MATERIAL FOR THIS EXERCISE →
▼

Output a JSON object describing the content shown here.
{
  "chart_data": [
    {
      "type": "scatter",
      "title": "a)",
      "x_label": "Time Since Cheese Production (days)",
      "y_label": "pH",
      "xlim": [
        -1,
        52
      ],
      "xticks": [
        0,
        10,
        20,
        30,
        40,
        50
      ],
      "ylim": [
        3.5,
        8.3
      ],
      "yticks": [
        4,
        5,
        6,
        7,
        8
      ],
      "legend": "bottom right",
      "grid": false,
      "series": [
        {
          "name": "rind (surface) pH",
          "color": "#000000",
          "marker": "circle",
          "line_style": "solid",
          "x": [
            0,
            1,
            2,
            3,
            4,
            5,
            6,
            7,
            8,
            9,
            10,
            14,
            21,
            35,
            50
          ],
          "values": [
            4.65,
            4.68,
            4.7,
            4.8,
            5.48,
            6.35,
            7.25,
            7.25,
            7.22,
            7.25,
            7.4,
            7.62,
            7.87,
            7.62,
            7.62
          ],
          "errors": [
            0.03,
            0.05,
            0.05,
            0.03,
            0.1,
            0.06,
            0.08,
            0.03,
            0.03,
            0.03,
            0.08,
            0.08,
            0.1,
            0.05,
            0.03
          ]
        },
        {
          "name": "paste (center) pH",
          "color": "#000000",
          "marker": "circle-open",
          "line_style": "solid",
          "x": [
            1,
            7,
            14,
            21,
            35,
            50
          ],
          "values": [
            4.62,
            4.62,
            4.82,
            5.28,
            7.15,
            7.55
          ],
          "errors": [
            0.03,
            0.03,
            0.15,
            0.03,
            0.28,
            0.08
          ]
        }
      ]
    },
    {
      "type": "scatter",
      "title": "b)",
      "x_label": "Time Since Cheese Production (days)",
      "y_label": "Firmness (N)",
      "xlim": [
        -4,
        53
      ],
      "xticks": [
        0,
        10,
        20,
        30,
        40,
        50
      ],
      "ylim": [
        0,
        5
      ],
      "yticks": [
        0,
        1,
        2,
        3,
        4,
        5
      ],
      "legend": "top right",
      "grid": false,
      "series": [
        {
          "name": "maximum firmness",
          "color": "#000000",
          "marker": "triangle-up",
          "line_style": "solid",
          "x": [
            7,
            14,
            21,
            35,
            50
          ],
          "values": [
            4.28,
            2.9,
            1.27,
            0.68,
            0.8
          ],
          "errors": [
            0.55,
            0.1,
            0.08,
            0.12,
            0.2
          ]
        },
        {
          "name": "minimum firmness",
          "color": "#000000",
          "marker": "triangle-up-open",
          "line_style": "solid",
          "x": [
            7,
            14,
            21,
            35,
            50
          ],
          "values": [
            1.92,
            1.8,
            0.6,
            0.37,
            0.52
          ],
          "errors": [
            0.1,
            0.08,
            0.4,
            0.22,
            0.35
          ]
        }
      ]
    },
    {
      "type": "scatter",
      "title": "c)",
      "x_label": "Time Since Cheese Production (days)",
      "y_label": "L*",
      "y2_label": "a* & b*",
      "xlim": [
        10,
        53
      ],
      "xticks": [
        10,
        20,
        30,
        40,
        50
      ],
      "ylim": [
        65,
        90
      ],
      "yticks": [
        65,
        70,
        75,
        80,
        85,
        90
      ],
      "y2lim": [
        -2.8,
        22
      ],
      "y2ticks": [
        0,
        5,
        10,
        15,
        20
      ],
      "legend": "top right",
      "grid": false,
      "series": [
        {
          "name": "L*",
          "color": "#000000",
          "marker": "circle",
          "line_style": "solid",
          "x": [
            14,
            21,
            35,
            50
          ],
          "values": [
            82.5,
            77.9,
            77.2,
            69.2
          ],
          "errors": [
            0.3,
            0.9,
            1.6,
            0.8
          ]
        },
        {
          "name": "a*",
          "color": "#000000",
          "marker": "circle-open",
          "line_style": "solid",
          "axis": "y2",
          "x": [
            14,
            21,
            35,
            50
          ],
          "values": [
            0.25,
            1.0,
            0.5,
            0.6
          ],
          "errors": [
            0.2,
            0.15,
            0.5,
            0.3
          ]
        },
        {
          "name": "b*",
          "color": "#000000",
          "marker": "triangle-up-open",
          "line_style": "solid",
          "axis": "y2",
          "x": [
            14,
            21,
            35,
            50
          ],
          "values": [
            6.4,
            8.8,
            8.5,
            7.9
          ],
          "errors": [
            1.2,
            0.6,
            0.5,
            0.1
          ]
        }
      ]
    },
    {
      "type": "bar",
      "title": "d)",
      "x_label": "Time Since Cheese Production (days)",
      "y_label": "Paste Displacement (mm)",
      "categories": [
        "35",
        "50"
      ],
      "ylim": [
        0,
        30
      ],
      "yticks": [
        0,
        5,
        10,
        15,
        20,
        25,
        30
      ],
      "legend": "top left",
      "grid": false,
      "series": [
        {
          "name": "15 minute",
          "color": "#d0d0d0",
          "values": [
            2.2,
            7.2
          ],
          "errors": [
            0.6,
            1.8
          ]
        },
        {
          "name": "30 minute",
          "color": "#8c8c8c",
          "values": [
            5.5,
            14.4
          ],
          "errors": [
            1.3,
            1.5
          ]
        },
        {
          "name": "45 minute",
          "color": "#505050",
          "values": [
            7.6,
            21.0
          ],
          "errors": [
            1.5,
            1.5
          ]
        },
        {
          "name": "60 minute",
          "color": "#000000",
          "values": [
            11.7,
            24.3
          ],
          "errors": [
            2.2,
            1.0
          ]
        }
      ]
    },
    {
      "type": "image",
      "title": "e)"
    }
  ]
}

▲

GIVEN PROBLEM → Go through the records and pull out each line that includes the word "name".

WRITTEN SOLUTION →
          "name": "rind (surface) pH",
          "name": "paste (center) pH",
          "name": "maximum firmness",
          "name": "minimum firmness",
          "name": "L*",
          "name": "a*",
          "name": "b*",
          "name": "15 minute",
          "name": "30 minute",
          "name": "45 minute",
          "name": "60 minute",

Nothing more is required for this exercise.